Exercise requirements: Reproduce the listing below exactly, minus its pictures.

╭─ Records shown

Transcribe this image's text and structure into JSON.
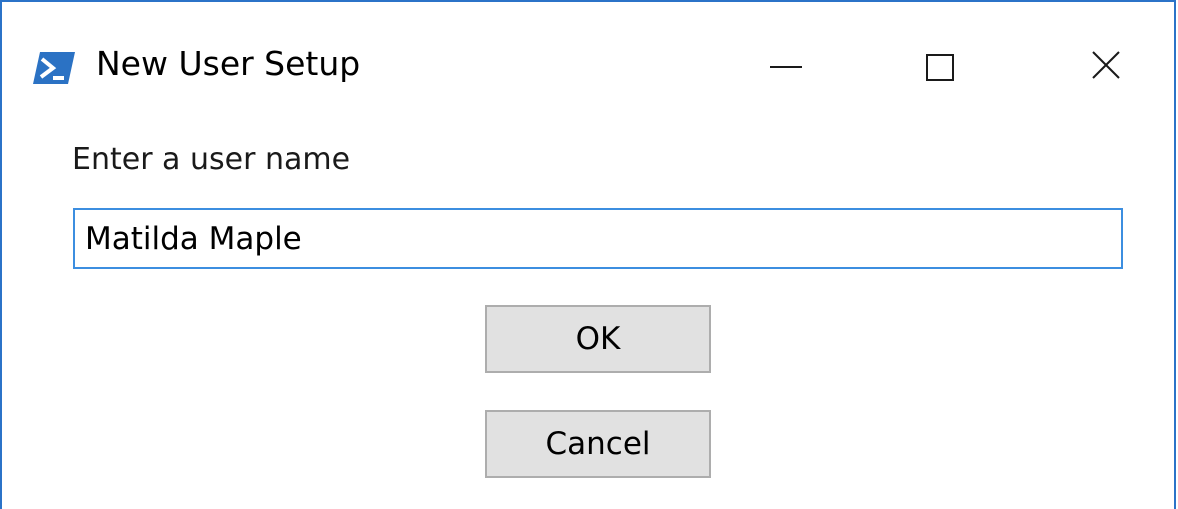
{
  "window": {
    "title": "New User Setup",
    "app_icon": "powershell-icon",
    "controls": {
      "minimize": "minimize-icon",
      "maximize": "maximize-icon",
      "close": "close-icon"
    },
    "accent_color": "#2b73c8"
  },
  "form": {
    "prompt": "Enter a user name",
    "username_value": "Matilda Maple",
    "ok_label": "OK",
    "cancel_label": "Cancel"
  }
}
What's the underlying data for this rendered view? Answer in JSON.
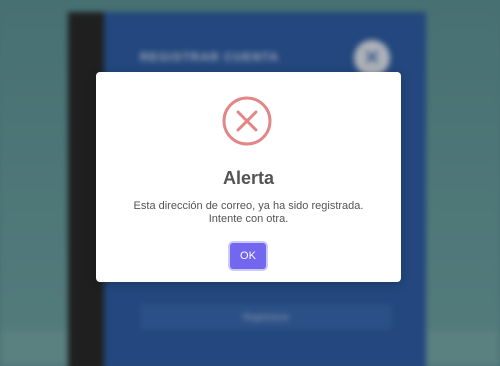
{
  "background": {
    "panel_title": "REGISTRAR CUENTA",
    "close_symbol": "✕",
    "register_button_label": "Registrarse"
  },
  "alert": {
    "icon": "error-x-circle-icon",
    "title": "Alerta",
    "message_line1": "Esta dirección de correo, ya ha sido registrada.",
    "message_line2": "Intente con otra.",
    "ok_label": "OK",
    "accent_color": "#7367f0",
    "icon_color": "#e28686"
  }
}
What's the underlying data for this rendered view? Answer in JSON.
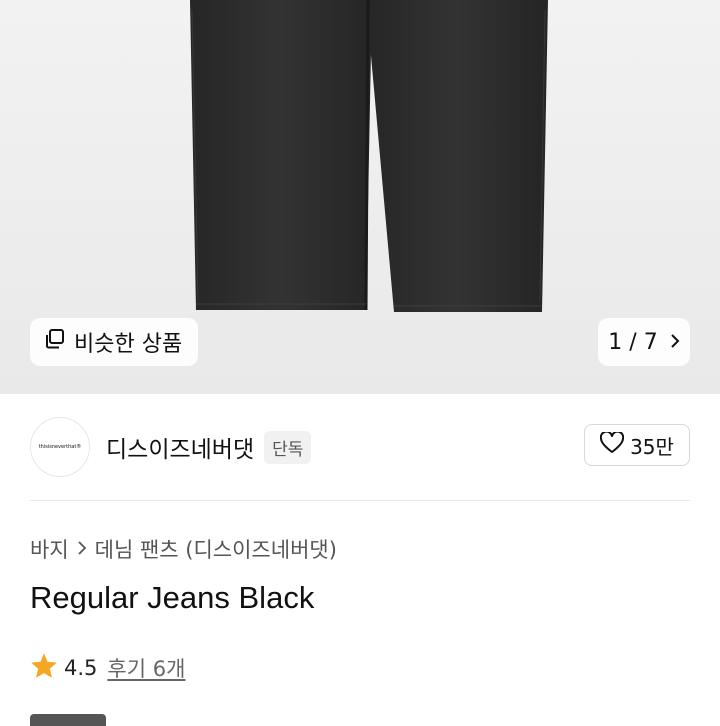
{
  "gallery": {
    "similar_label": "비슷한 상품",
    "pager_label": "1 / 7"
  },
  "brand": {
    "logo_text": "thisisneverthat®",
    "name": "디스이즈네버댓",
    "badge": "단독",
    "like_count": "35만"
  },
  "breadcrumb": {
    "category": "바지",
    "subcategory": "데님 팬츠 (디스이즈네버댓)"
  },
  "product": {
    "title": "Regular Jeans Black",
    "rating": "4.5",
    "reviews": "후기 6개"
  },
  "colors": {
    "star": "#f5a623",
    "denim": "#2b2b2b"
  }
}
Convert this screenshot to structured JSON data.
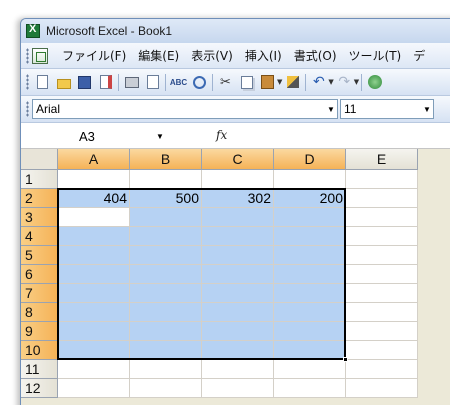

╰─

Full response:
Transcribe this image's text and structure into JSON.
{
  "window": {
    "title": "New User Setup",
    "app_icon": "powershell-icon",
    "controls": {
      "minimize": "minimize-icon",
      "maximize": "maximize-icon",
      "close": "close-icon"
    },
    "accent_color": "#2b73c8"
  },
  "form": {
    "prompt": "Enter a user name",
    "username_value": "Matilda Maple",
    "ok_label": "OK",
    "cancel_label": "Cancel"
  }
}
What's the underlying data for this rendered view? Answer in JSON.
{
  "background": {
    "panel_title": "REGISTRAR CUENTA",
    "close_symbol": "✕",
    "register_button_label": "Registrarse"
  },
  "alert": {
    "icon": "error-x-circle-icon",
    "title": "Alerta",
    "message_line1": "Esta dirección de correo, ya ha sido registrada.",
    "message_line2": "Intente con otra.",
    "ok_label": "OK",
    "accent_color": "#7367f0",
    "icon_color": "#e28686"
  }
}
What's the underlying data for this rendered view? Answer in JSON.
{
  "gallery": {
    "similar_label": "비슷한 상품",
    "pager_label": "1 / 7"
  },
  "brand": {
    "logo_text": "thisisneverthat®",
    "name": "디스이즈네버댓",
    "badge": "단독",
    "like_count": "35만"
  },
  "breadcrumb": {
    "category": "바지",
    "subcategory": "데님 팬츠 (디스이즈네버댓)"
  },
  "product": {
    "title": "Regular Jeans Black",
    "rating": "4.5",
    "reviews": "후기 6개"
  },
  "colors": {
    "star": "#f5a623",
    "denim": "#2b2b2b"
  }
}
Convert this screenshot to structured JSON data.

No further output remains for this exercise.